State how many lines hold the string "контактная". Give the number and nothing else.
::: GIVEN DATA
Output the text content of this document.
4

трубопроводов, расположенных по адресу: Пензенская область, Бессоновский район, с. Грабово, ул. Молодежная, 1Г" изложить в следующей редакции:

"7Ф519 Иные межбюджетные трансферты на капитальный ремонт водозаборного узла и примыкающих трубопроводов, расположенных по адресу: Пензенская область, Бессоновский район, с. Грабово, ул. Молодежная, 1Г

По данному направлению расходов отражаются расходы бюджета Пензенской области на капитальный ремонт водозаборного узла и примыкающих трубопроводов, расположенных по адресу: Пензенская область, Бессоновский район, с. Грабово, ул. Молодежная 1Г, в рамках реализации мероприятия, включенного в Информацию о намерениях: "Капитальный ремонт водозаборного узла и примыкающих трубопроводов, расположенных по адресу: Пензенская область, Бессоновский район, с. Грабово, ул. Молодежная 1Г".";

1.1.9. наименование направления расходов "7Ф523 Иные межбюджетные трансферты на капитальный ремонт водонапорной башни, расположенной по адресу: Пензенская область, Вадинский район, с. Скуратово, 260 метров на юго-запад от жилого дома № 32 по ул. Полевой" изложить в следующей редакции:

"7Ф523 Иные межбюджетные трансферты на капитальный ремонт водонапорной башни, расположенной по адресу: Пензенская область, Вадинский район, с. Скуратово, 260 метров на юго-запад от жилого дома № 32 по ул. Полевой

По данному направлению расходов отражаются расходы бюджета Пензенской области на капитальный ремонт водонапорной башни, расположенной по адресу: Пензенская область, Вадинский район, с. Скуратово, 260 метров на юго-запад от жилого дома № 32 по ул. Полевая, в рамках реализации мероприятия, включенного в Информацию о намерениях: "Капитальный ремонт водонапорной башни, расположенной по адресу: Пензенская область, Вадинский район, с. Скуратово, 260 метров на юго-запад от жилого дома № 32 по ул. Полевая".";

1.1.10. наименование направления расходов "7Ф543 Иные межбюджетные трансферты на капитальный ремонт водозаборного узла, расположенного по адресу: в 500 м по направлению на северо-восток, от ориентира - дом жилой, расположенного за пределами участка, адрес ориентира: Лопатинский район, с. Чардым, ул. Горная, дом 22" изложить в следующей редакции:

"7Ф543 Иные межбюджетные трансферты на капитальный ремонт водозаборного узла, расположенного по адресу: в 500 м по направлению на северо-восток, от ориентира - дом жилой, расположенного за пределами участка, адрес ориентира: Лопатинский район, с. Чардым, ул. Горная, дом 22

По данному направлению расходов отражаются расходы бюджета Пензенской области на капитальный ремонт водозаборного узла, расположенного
::::::
::: GIVEN DATA
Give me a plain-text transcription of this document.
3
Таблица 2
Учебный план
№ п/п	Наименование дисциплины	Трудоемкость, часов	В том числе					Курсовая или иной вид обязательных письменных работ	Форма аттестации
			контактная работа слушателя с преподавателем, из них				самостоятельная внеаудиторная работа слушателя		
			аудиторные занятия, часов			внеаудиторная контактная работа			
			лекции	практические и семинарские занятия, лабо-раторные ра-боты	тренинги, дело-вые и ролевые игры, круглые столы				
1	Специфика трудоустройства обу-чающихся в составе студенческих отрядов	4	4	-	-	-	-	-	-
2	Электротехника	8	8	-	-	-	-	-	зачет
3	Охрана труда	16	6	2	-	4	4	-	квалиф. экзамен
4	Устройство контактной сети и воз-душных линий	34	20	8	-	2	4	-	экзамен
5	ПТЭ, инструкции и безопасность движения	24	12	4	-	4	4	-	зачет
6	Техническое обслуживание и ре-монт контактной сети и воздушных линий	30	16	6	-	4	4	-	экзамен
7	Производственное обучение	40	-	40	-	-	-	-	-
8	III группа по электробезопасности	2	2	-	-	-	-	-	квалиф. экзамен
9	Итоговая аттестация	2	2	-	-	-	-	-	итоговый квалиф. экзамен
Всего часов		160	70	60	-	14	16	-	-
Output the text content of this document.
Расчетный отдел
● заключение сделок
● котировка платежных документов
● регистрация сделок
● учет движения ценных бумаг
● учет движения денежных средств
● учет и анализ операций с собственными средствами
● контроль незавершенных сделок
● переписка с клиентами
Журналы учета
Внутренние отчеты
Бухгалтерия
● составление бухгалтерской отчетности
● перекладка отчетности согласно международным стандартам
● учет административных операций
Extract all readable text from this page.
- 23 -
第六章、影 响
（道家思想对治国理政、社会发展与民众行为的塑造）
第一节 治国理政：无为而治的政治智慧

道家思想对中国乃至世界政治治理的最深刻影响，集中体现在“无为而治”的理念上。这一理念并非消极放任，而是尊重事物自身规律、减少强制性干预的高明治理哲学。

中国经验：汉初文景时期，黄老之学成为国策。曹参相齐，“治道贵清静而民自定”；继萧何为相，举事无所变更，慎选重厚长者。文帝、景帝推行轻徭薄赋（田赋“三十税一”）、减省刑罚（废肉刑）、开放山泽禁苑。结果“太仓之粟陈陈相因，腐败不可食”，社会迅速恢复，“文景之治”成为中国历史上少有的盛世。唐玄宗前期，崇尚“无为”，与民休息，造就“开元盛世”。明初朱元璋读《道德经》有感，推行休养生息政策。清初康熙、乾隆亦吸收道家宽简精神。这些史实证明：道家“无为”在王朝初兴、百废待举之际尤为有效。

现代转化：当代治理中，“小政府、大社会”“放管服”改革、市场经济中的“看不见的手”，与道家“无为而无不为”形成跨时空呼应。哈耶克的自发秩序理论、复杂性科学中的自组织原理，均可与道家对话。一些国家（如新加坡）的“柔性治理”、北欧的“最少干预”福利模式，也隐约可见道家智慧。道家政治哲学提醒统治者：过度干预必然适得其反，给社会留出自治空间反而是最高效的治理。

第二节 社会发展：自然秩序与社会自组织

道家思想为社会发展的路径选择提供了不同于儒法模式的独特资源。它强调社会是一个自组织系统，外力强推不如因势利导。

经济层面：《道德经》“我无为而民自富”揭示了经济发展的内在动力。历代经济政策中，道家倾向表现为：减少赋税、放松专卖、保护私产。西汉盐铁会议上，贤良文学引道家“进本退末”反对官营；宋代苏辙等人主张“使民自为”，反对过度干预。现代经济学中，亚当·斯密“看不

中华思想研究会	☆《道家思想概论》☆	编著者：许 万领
::::::
::: GIVEN DATA
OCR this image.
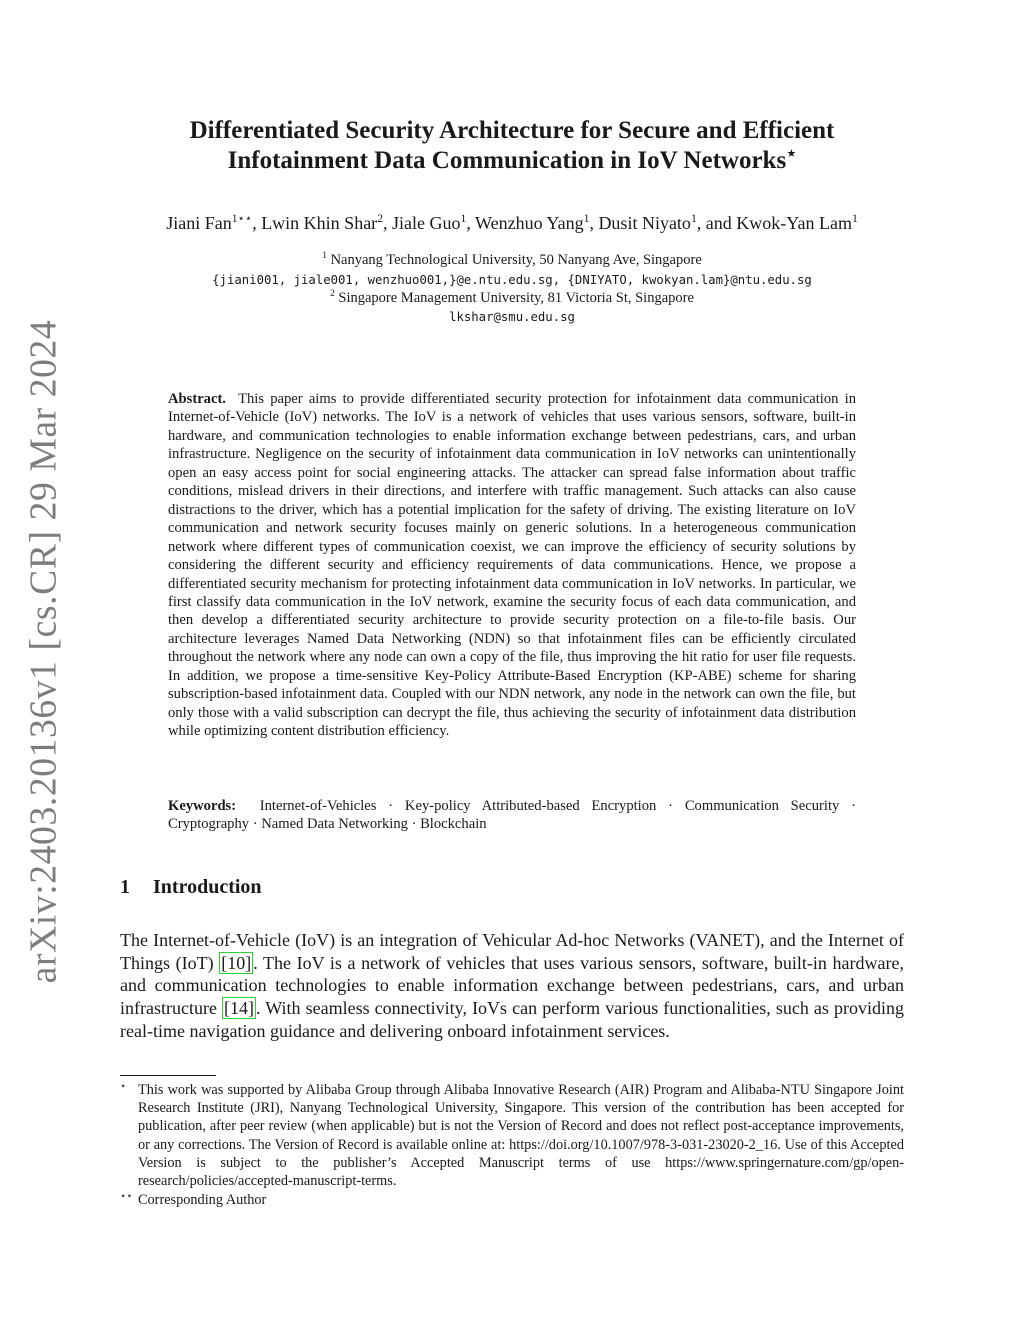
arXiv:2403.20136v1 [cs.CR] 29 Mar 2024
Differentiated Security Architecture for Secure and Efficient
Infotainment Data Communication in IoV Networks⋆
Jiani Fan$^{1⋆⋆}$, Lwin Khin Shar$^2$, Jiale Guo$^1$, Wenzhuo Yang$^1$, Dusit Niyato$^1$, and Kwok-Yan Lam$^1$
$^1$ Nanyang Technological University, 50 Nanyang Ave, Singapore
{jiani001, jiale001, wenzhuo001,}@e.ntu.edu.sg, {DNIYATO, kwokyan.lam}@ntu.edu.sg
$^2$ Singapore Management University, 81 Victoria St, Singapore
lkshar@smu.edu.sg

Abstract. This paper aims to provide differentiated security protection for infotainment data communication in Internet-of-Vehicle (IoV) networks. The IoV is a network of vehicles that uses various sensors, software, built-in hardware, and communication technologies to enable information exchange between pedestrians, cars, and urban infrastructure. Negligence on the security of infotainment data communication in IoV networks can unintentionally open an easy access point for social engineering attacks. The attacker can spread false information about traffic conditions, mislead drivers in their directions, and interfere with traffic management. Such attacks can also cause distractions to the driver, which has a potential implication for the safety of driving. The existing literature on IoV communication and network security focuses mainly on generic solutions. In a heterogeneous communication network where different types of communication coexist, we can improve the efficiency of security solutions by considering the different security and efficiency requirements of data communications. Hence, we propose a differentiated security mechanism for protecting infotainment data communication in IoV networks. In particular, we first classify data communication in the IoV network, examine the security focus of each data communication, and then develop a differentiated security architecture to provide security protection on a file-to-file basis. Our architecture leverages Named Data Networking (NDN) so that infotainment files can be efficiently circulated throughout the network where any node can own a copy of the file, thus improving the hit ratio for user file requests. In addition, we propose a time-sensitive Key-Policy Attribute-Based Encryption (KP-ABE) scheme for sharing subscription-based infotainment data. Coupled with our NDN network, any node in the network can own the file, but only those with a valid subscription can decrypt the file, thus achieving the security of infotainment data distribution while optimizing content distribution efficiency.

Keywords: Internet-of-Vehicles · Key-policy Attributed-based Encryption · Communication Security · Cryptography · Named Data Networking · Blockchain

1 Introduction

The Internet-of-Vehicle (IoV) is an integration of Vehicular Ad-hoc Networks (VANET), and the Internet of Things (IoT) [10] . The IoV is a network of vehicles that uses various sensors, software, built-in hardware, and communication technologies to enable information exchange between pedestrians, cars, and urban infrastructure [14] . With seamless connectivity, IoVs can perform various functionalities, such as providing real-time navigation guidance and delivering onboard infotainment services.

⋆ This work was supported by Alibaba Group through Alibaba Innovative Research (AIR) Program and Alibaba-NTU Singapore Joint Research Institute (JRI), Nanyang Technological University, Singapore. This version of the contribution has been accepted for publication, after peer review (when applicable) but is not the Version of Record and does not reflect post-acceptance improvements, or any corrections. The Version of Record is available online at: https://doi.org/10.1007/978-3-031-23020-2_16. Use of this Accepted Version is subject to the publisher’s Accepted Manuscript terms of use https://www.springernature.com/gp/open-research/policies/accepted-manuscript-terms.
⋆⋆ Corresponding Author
::::::
▶ ANSWER FOR THE TASK
2